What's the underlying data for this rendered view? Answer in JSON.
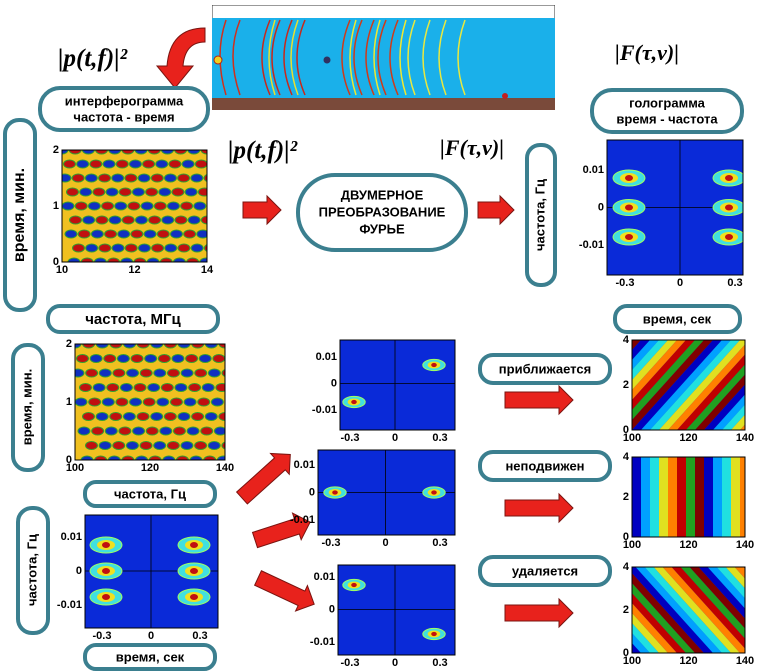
{
  "top_formulas": {
    "left": "|p(t,f)|²",
    "right": "|F(τ,ν)|"
  },
  "interferogram_label": [
    "интерферограмма",
    "частота - время"
  ],
  "hologram_label": [
    "голограмма",
    "время - частота"
  ],
  "middle_formulas": {
    "left": "|p(t,f)|²",
    "right": "|F(τ,ν)|"
  },
  "transform_label": [
    "ДВУМЕРНОЕ",
    "ПРЕОБРАЗОВАНИЕ",
    "ФУРЬЕ"
  ],
  "axis_labels": [
    "время, мин.",
    "частота, Гц",
    "частота, МГц",
    "время, сек",
    "время, мин.",
    "частота, Гц",
    "частота, Гц",
    "время, сек"
  ],
  "states": [
    "приближается",
    "неподвижен",
    "удаляется"
  ],
  "plots": [
    {
      "xticks": [
        "10",
        "12",
        "14"
      ],
      "yticks": [
        "2",
        "1",
        "0"
      ]
    },
    {
      "xticks": [
        "-0.3",
        "0",
        "0.3"
      ],
      "yticks": [
        "0.01",
        "0",
        "-0.01"
      ]
    },
    {
      "xticks": [
        "100",
        "120",
        "140"
      ],
      "yticks": [
        "2",
        "1",
        "0"
      ]
    },
    {
      "xticks": [
        "-0.3",
        "0",
        "0.3"
      ],
      "yticks": [
        "0.01",
        "0",
        "-0.01"
      ]
    },
    {
      "xticks": [
        "-0.3",
        "0",
        "0.3"
      ],
      "yticks": [
        "0.01",
        "0",
        "-0.01"
      ]
    },
    {
      "xticks": [
        "-0.3",
        "0",
        "0.3"
      ],
      "yticks": [
        "0.01",
        "0",
        "-0.01"
      ]
    },
    {
      "xticks": [
        "-0.3",
        "0",
        "0.3"
      ],
      "yticks": [
        "0.01",
        "0",
        "-0.01"
      ]
    },
    {
      "xticks": [
        "100",
        "120",
        "140"
      ],
      "yticks": [
        "4",
        "2",
        "0"
      ]
    },
    {
      "xticks": [
        "100",
        "120",
        "140"
      ],
      "yticks": [
        "4",
        "2",
        "0"
      ]
    },
    {
      "xticks": [
        "100",
        "120",
        "140"
      ],
      "yticks": [
        "4",
        "2",
        "0"
      ]
    }
  ]
}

****

→ INSTRUCTIONS FOR THE TASK:
Make a word-for-word copy of the entries, without any pictures.

→ WRITTEN REPLY:
What's the underlying data for this rendered view? Answer in JSON.
{
  "top_formulas": {
    "left": "|p(t,f)|²",
    "right": "|F(τ,ν)|"
  },
  "interferogram_label": [
    "интерферограмма",
    "частота - время"
  ],
  "hologram_label": [
    "голограмма",
    "время - частота"
  ],
  "middle_formulas": {
    "left": "|p(t,f)|²",
    "right": "|F(τ,ν)|"
  },
  "transform_label": [
    "ДВУМЕРНОЕ",
    "ПРЕОБРАЗОВАНИЕ",
    "ФУРЬЕ"
  ],
  "axis_labels": [
    "время, мин.",
    "частота, Гц",
    "частота, МГц",
    "время, сек",
    "время, мин.",
    "частота, Гц",
    "частота, Гц",
    "время, сек"
  ],
  "states": [
    "приближается",
    "неподвижен",
    "удаляется"
  ],
  "plots": [
    {
      "xticks": [
        "10",
        "12",
        "14"
      ],
      "yticks": [
        "2",
        "1",
        "0"
      ]
    },
    {
      "xticks": [
        "-0.3",
        "0",
        "0.3"
      ],
      "yticks": [
        "0.01",
        "0",
        "-0.01"
      ]
    },
    {
      "xticks": [
        "100",
        "120",
        "140"
      ],
      "yticks": [
        "2",
        "1",
        "0"
      ]
    },
    {
      "xticks": [
        "-0.3",
        "0",
        "0.3"
      ],
      "yticks": [
        "0.01",
        "0",
        "-0.01"
      ]
    },
    {
      "xticks": [
        "-0.3",
        "0",
        "0.3"
      ],
      "yticks": [
        "0.01",
        "0",
        "-0.01"
      ]
    },
    {
      "xticks": [
        "-0.3",
        "0",
        "0.3"
      ],
      "yticks": [
        "0.01",
        "0",
        "-0.01"
      ]
    },
    {
      "xticks": [
        "-0.3",
        "0",
        "0.3"
      ],
      "yticks": [
        "0.01",
        "0",
        "-0.01"
      ]
    },
    {
      "xticks": [
        "100",
        "120",
        "140"
      ],
      "yticks": [
        "4",
        "2",
        "0"
      ]
    },
    {
      "xticks": [
        "100",
        "120",
        "140"
      ],
      "yticks": [
        "4",
        "2",
        "0"
      ]
    },
    {
      "xticks": [
        "100",
        "120",
        "140"
      ],
      "yticks": [
        "4",
        "2",
        "0"
      ]
    }
  ]
}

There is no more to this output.